* WORK ORDER *
Determine how many lines below contain the word "geometrischen", then write that number by itself.

* Document transcript data *
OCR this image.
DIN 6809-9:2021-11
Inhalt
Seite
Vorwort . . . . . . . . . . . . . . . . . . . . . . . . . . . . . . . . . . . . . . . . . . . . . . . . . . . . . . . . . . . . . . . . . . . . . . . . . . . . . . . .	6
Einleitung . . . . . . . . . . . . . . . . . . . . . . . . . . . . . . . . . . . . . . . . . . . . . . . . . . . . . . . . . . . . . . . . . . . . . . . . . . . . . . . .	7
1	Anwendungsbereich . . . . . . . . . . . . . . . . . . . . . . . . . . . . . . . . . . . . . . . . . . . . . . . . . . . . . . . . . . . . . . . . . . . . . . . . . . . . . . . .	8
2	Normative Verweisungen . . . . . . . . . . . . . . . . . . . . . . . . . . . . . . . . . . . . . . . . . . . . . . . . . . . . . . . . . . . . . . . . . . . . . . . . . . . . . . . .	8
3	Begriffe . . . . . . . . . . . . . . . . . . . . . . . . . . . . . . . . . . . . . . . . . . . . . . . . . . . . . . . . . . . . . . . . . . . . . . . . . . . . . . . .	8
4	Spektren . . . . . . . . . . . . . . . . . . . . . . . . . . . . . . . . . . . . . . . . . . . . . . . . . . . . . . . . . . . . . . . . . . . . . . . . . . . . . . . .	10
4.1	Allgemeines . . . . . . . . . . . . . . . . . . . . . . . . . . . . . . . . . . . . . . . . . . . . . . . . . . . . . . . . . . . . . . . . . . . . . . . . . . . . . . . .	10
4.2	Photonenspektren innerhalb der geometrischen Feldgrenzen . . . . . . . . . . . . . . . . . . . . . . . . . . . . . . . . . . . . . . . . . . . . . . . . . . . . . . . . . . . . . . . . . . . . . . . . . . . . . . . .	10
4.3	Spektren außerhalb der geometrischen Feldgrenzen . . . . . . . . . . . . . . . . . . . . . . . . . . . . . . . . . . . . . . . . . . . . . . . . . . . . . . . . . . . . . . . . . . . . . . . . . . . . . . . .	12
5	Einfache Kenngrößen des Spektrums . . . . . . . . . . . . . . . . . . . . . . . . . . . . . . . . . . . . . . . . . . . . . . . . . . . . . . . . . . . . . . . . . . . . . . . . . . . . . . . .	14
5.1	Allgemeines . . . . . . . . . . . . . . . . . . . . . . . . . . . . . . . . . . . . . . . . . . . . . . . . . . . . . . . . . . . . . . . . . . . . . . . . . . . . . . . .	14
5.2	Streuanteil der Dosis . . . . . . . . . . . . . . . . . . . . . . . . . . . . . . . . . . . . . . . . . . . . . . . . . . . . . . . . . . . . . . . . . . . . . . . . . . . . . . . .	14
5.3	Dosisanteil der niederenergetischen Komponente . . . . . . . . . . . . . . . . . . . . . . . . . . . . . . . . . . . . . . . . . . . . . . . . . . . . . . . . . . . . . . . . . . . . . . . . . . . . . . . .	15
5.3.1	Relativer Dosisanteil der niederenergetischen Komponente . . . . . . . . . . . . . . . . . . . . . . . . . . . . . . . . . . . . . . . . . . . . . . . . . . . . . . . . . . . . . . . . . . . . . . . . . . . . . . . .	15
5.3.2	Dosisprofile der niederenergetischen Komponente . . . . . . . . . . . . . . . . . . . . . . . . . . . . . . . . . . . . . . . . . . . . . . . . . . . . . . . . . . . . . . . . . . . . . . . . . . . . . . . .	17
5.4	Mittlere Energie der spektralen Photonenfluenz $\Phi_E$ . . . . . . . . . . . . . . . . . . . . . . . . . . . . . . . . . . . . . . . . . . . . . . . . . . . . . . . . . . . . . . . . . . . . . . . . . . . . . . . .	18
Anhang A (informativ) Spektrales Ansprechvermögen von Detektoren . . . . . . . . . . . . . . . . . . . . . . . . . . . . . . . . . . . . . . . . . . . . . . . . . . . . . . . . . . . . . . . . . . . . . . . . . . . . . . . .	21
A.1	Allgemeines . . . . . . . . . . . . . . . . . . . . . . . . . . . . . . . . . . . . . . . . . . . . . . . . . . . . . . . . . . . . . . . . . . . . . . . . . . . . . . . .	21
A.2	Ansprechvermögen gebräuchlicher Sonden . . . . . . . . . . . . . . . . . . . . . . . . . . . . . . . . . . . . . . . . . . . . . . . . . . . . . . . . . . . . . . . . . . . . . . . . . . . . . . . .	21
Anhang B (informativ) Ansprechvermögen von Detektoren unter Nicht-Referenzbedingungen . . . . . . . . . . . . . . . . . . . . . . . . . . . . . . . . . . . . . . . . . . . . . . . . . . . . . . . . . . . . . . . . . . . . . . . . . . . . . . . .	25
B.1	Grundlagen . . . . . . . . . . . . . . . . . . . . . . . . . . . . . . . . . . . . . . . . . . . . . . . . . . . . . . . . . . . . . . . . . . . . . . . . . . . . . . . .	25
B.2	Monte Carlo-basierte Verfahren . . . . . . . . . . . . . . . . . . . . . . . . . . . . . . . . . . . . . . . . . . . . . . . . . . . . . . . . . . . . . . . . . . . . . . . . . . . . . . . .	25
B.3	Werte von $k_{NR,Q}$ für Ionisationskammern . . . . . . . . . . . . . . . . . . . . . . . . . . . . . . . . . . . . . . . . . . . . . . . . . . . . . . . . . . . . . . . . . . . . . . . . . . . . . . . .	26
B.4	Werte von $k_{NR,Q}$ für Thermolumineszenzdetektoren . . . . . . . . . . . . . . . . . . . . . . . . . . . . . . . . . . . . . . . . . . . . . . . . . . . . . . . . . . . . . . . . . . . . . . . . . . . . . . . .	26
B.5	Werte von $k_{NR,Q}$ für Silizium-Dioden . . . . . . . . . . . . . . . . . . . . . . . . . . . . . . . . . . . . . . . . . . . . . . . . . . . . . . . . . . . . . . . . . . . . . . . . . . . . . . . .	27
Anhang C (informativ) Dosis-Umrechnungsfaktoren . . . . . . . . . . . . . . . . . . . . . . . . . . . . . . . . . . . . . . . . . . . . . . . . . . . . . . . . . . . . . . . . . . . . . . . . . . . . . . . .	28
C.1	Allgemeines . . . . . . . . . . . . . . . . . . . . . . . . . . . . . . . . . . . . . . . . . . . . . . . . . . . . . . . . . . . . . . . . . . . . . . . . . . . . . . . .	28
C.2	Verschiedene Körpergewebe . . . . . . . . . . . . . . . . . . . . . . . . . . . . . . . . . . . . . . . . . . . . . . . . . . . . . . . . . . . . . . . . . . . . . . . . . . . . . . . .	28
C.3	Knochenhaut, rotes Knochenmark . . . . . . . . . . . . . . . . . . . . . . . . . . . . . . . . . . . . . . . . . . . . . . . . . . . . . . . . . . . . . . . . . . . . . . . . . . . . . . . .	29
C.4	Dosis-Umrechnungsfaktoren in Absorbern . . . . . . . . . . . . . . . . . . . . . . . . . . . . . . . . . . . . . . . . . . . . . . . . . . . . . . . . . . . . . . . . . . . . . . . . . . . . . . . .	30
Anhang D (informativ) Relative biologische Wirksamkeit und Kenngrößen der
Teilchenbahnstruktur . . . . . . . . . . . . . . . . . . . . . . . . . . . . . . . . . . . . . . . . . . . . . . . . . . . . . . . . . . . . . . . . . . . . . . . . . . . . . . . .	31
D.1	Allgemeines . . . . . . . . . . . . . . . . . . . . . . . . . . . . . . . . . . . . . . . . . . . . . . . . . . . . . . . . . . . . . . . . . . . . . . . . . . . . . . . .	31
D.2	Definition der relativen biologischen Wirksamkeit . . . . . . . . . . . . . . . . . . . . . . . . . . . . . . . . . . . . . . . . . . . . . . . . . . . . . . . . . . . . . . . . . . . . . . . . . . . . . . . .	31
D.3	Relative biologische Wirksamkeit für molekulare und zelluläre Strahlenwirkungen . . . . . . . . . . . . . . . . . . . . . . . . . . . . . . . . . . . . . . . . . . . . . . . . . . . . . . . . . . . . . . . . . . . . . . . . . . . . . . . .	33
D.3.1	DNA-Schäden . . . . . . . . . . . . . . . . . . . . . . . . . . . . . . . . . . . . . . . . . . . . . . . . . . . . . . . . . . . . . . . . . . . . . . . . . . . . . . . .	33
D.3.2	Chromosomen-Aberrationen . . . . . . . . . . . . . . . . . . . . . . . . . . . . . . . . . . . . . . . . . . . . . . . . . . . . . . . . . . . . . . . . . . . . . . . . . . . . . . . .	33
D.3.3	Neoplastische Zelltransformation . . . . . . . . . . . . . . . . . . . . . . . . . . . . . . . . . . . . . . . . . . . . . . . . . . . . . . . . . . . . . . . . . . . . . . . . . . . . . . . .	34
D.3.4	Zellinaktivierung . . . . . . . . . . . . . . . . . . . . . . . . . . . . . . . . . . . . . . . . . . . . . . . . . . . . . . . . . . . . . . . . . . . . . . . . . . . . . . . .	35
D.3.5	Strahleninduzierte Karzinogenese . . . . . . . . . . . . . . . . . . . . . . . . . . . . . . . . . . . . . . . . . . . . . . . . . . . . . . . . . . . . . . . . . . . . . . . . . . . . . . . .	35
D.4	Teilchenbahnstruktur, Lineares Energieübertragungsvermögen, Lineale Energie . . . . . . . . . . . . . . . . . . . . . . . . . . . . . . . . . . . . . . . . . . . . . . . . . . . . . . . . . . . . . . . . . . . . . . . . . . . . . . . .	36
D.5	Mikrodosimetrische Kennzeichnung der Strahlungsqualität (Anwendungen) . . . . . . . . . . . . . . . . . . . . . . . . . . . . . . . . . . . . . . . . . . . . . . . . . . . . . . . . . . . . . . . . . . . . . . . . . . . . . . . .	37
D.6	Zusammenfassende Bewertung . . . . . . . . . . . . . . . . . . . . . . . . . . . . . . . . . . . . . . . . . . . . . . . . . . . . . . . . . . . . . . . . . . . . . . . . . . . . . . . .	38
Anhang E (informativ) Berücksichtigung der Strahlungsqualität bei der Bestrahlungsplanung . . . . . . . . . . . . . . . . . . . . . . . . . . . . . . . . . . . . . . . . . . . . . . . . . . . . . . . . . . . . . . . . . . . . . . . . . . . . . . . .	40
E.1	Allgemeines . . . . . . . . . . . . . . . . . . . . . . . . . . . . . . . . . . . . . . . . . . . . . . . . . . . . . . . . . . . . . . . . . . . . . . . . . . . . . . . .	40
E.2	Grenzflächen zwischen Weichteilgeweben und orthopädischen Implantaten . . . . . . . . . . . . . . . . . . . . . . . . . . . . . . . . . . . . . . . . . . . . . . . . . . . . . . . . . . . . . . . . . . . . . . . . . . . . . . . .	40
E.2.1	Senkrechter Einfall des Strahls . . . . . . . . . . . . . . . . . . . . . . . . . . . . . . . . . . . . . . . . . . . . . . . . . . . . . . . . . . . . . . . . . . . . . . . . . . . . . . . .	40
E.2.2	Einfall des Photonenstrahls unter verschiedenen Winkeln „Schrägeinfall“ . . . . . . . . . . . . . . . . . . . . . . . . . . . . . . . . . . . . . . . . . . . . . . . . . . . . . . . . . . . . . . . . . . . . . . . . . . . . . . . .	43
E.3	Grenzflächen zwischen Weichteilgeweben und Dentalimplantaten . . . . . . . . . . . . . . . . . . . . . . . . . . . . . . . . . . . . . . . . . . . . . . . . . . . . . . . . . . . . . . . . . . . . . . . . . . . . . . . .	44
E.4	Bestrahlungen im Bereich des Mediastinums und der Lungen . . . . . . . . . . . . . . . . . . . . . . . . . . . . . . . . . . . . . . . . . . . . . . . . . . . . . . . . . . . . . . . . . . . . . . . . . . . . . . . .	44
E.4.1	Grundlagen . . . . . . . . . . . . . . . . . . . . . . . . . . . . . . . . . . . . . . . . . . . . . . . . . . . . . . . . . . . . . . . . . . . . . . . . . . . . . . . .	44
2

* REPLY TO THE EXERCISE *
2